— Start RECORDS FOR THIS EXERCISE —
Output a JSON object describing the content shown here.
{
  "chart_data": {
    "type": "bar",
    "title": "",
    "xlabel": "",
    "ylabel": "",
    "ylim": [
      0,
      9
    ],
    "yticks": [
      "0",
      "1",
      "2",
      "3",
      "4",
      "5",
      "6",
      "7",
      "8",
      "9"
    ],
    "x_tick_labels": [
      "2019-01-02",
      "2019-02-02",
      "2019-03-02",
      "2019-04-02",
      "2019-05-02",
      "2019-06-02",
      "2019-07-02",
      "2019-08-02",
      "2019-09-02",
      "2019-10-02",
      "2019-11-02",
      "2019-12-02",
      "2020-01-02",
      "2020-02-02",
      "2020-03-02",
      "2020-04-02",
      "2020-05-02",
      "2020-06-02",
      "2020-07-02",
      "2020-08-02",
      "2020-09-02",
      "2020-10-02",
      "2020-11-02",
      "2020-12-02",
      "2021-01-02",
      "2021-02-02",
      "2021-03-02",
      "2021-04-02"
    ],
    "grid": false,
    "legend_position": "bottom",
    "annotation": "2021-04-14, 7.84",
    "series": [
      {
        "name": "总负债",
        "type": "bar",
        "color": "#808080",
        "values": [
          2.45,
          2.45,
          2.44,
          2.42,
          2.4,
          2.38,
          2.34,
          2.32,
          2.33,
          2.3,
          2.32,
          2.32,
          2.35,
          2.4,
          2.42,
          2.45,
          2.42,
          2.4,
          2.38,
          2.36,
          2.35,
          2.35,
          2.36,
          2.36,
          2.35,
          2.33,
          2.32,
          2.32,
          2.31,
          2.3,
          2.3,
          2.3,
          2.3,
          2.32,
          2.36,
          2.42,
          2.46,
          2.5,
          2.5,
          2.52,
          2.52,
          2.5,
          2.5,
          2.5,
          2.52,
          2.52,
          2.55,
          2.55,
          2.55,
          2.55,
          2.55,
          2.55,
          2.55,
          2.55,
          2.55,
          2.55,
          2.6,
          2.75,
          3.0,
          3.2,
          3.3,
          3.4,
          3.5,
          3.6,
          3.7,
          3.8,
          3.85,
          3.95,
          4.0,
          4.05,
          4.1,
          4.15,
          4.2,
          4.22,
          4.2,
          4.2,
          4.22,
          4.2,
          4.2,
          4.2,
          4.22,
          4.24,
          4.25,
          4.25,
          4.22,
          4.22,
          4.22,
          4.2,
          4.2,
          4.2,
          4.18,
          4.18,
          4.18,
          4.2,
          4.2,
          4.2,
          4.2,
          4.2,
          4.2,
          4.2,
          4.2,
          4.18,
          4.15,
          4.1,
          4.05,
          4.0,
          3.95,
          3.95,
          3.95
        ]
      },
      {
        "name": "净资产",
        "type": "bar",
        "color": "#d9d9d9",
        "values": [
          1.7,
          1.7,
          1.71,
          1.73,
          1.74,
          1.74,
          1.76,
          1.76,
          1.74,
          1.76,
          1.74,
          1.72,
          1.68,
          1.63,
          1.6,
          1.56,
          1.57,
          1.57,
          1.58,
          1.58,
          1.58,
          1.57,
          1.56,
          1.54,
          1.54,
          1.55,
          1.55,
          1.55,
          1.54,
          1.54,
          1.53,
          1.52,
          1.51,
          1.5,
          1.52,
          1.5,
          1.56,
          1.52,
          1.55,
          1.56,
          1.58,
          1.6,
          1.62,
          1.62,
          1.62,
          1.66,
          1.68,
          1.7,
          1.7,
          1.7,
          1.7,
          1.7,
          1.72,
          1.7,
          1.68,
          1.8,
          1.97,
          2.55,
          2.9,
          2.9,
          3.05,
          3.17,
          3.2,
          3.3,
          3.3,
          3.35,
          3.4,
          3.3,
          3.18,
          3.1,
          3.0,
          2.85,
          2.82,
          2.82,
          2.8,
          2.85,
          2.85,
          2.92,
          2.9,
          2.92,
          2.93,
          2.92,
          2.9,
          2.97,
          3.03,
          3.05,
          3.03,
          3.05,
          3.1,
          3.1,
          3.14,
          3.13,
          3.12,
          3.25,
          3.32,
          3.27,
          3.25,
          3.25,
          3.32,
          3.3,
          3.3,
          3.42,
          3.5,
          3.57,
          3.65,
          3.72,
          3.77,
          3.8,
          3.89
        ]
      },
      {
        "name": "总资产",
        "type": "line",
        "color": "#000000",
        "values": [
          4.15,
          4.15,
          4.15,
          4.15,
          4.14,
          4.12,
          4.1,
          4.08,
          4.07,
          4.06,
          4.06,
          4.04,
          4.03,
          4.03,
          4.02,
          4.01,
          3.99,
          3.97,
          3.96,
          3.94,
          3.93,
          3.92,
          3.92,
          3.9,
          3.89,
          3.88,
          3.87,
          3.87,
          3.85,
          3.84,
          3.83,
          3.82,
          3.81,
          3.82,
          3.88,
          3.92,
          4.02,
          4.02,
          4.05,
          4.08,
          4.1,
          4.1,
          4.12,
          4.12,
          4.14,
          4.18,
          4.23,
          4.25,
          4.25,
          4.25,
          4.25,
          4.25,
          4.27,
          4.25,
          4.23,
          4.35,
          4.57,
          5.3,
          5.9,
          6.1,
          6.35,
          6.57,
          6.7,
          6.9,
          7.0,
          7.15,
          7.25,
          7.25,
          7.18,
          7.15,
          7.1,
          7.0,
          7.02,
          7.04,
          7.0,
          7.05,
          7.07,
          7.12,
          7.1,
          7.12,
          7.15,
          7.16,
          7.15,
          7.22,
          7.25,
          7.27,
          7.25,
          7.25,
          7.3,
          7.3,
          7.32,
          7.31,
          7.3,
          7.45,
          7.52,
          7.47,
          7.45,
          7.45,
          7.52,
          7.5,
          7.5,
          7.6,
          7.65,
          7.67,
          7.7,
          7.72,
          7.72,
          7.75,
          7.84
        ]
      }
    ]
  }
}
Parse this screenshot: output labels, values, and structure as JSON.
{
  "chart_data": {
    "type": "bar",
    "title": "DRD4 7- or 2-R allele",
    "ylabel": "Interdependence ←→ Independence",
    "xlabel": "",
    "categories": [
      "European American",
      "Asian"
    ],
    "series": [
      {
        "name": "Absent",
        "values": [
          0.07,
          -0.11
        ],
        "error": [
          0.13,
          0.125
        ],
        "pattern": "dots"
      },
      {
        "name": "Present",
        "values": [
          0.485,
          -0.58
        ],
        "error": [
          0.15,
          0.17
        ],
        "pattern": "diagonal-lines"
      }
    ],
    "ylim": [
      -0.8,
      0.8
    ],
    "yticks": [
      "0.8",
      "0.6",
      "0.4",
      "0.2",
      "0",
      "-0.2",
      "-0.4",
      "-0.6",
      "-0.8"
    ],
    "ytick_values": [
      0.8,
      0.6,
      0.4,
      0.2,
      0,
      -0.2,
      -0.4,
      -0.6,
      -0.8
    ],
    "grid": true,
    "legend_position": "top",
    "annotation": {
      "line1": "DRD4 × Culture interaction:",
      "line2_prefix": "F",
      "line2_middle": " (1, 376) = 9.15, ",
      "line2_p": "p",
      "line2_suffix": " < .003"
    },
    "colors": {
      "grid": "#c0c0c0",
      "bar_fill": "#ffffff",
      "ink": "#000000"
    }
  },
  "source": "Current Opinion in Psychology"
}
— End RECORDS FOR THIS EXERCISE —
REQUEST: Transcribe the data. Leave every line exactly as it is.

ANSWER FOR THIS EXERCISE:
Output a JSON object describing the content shown here.
{
  "chart_data": {
    "type": "bar",
    "title": "",
    "xlabel": "",
    "ylabel": "",
    "ylim": [
      0,
      9
    ],
    "yticks": [
      "0",
      "1",
      "2",
      "3",
      "4",
      "5",
      "6",
      "7",
      "8",
      "9"
    ],
    "x_tick_labels": [
      "2019-01-02",
      "2019-02-02",
      "2019-03-02",
      "2019-04-02",
      "2019-05-02",
      "2019-06-02",
      "2019-07-02",
      "2019-08-02",
      "2019-09-02",
      "2019-10-02",
      "2019-11-02",
      "2019-12-02",
      "2020-01-02",
      "2020-02-02",
      "2020-03-02",
      "2020-04-02",
      "2020-05-02",
      "2020-06-02",
      "2020-07-02",
      "2020-08-02",
      "2020-09-02",
      "2020-10-02",
      "2020-11-02",
      "2020-12-02",
      "2021-01-02",
      "2021-02-02",
      "2021-03-02",
      "2021-04-02"
    ],
    "grid": false,
    "legend_position": "bottom",
    "annotation": "2021-04-14, 7.84",
    "series": [
      {
        "name": "总负债",
        "type": "bar",
        "color": "#808080",
        "values": [
          2.45,
          2.45,
          2.44,
          2.42,
          2.4,
          2.38,
          2.34,
          2.32,
          2.33,
          2.3,
          2.32,
          2.32,
          2.35,
          2.4,
          2.42,
          2.45,
          2.42,
          2.4,
          2.38,
          2.36,
          2.35,
          2.35,
          2.36,
          2.36,
          2.35,
          2.33,
          2.32,
          2.32,
          2.31,
          2.3,
          2.3,
          2.3,
          2.3,
          2.32,
          2.36,
          2.42,
          2.46,
          2.5,
          2.5,
          2.52,
          2.52,
          2.5,
          2.5,
          2.5,
          2.52,
          2.52,
          2.55,
          2.55,
          2.55,
          2.55,
          2.55,
          2.55,
          2.55,
          2.55,
          2.55,
          2.55,
          2.6,
          2.75,
          3.0,
          3.2,
          3.3,
          3.4,
          3.5,
          3.6,
          3.7,
          3.8,
          3.85,
          3.95,
          4.0,
          4.05,
          4.1,
          4.15,
          4.2,
          4.22,
          4.2,
          4.2,
          4.22,
          4.2,
          4.2,
          4.2,
          4.22,
          4.24,
          4.25,
          4.25,
          4.22,
          4.22,
          4.22,
          4.2,
          4.2,
          4.2,
          4.18,
          4.18,
          4.18,
          4.2,
          4.2,
          4.2,
          4.2,
          4.2,
          4.2,
          4.2,
          4.2,
          4.18,
          4.15,
          4.1,
          4.05,
          4.0,
          3.95,
          3.95,
          3.95
        ]
      },
      {
        "name": "净资产",
        "type": "bar",
        "color": "#d9d9d9",
        "values": [
          1.7,
          1.7,
          1.71,
          1.73,
          1.74,
          1.74,
          1.76,
          1.76,
          1.74,
          1.76,
          1.74,
          1.72,
          1.68,
          1.63,
          1.6,
          1.56,
          1.57,
          1.57,
          1.58,
          1.58,
          1.58,
          1.57,
          1.56,
          1.54,
          1.54,
          1.55,
          1.55,
          1.55,
          1.54,
          1.54,
          1.53,
          1.52,
          1.51,
          1.5,
          1.52,
          1.5,
          1.56,
          1.52,
          1.55,
          1.56,
          1.58,
          1.6,
          1.62,
          1.62,
          1.62,
          1.66,
          1.68,
          1.7,
          1.7,
          1.7,
          1.7,
          1.7,
          1.72,
          1.7,
          1.68,
          1.8,
          1.97,
          2.55,
          2.9,
          2.9,
          3.05,
          3.17,
          3.2,
          3.3,
          3.3,
          3.35,
          3.4,
          3.3,
          3.18,
          3.1,
          3.0,
          2.85,
          2.82,
          2.82,
          2.8,
          2.85,
          2.85,
          2.92,
          2.9,
          2.92,
          2.93,
          2.92,
          2.9,
          2.97,
          3.03,
          3.05,
          3.03,
          3.05,
          3.1,
          3.1,
          3.14,
          3.13,
          3.12,
          3.25,
          3.32,
          3.27,
          3.25,
          3.25,
          3.32,
          3.3,
          3.3,
          3.42,
          3.5,
          3.57,
          3.65,
          3.72,
          3.77,
          3.8,
          3.89
        ]
      },
      {
        "name": "总资产",
        "type": "line",
        "color": "#000000",
        "values": [
          4.15,
          4.15,
          4.15,
          4.15,
          4.14,
          4.12,
          4.1,
          4.08,
          4.07,
          4.06,
          4.06,
          4.04,
          4.03,
          4.03,
          4.02,
          4.01,
          3.99,
          3.97,
          3.96,
          3.94,
          3.93,
          3.92,
          3.92,
          3.9,
          3.89,
          3.88,
          3.87,
          3.87,
          3.85,
          3.84,
          3.83,
          3.82,
          3.81,
          3.82,
          3.88,
          3.92,
          4.02,
          4.02,
          4.05,
          4.08,
          4.1,
          4.1,
          4.12,
          4.12,
          4.14,
          4.18,
          4.23,
          4.25,
          4.25,
          4.25,
          4.25,
          4.25,
          4.27,
          4.25,
          4.23,
          4.35,
          4.57,
          5.3,
          5.9,
          6.1,
          6.35,
          6.57,
          6.7,
          6.9,
          7.0,
          7.15,
          7.25,
          7.25,
          7.18,
          7.15,
          7.1,
          7.0,
          7.02,
          7.04,
          7.0,
          7.05,
          7.07,
          7.12,
          7.1,
          7.12,
          7.15,
          7.16,
          7.15,
          7.22,
          7.25,
          7.27,
          7.25,
          7.25,
          7.3,
          7.3,
          7.32,
          7.31,
          7.3,
          7.45,
          7.52,
          7.47,
          7.45,
          7.45,
          7.52,
          7.5,
          7.5,
          7.6,
          7.65,
          7.67,
          7.7,
          7.72,
          7.72,
          7.75,
          7.84
        ]
      }
    ]
  }
}
Parse this screenshot: output labels, values, and structure as JSON.
{
  "chart_data": {
    "type": "bar",
    "title": "DRD4 7- or 2-R allele",
    "ylabel": "Interdependence ←→ Independence",
    "xlabel": "",
    "categories": [
      "European American",
      "Asian"
    ],
    "series": [
      {
        "name": "Absent",
        "values": [
          0.07,
          -0.11
        ],
        "error": [
          0.13,
          0.125
        ],
        "pattern": "dots"
      },
      {
        "name": "Present",
        "values": [
          0.485,
          -0.58
        ],
        "error": [
          0.15,
          0.17
        ],
        "pattern": "diagonal-lines"
      }
    ],
    "ylim": [
      -0.8,
      0.8
    ],
    "yticks": [
      "0.8",
      "0.6",
      "0.4",
      "0.2",
      "0",
      "-0.2",
      "-0.4",
      "-0.6",
      "-0.8"
    ],
    "ytick_values": [
      0.8,
      0.6,
      0.4,
      0.2,
      0,
      -0.2,
      -0.4,
      -0.6,
      -0.8
    ],
    "grid": true,
    "legend_position": "top",
    "annotation": {
      "line1": "DRD4 × Culture interaction:",
      "line2_prefix": "F",
      "line2_middle": " (1, 376) = 9.15, ",
      "line2_p": "p",
      "line2_suffix": " < .003"
    },
    "colors": {
      "grid": "#c0c0c0",
      "bar_fill": "#ffffff",
      "ink": "#000000"
    }
  },
  "source": "Current Opinion in Psychology"
}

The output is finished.